> _Exercise prompt_
Reproduce each line of the listing exactly.

> _Dataset records_
____

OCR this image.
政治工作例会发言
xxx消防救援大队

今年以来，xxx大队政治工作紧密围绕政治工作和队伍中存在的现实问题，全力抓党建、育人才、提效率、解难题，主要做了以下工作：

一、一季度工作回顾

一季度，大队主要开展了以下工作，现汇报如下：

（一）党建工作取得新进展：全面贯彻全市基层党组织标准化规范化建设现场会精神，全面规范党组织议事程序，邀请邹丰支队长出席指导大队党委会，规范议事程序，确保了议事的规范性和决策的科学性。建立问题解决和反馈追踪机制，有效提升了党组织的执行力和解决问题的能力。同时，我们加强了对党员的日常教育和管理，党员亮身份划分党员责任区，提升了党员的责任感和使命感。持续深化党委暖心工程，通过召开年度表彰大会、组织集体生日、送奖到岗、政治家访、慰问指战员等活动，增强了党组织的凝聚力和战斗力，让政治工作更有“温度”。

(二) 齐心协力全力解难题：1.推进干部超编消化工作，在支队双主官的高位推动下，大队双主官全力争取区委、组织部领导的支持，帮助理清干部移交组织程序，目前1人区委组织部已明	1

____

> _Output for this task_
OCR this image.
政治工作例会发言
xxx消防救援大队

今年以来，xxx大队政治工作紧密围绕政治工作和队伍中存在的现实问题，全力抓党建、育人才、提效率、解难题，主要做了以下工作：

一、一季度工作回顾

一季度，大队主要开展了以下工作，现汇报如下：

（一）党建工作取得新进展：全面贯彻全市基层党组织标准化规范化建设现场会精神，全面规范党组织议事程序，邀请邹丰支队长出席指导大队党委会，规范议事程序，确保了议事的规范性和决策的科学性。建立问题解决和反馈追踪机制，有效提升了党组织的执行力和解决问题的能力。同时，我们加强了对党员的日常教育和管理，党员亮身份划分党员责任区，提升了党员的责任感和使命感。持续深化党委暖心工程，通过召开年度表彰大会、组织集体生日、送奖到岗、政治家访、慰问指战员等活动，增强了党组织的凝聚力和战斗力，让政治工作更有“温度”。

(二) 齐心协力全力解难题：1.推进干部超编消化工作，在支队双主官的高位推动下，大队双主官全力争取区委、组织部领导的支持，帮助理清干部移交组织程序，目前1人区委组织部已明	1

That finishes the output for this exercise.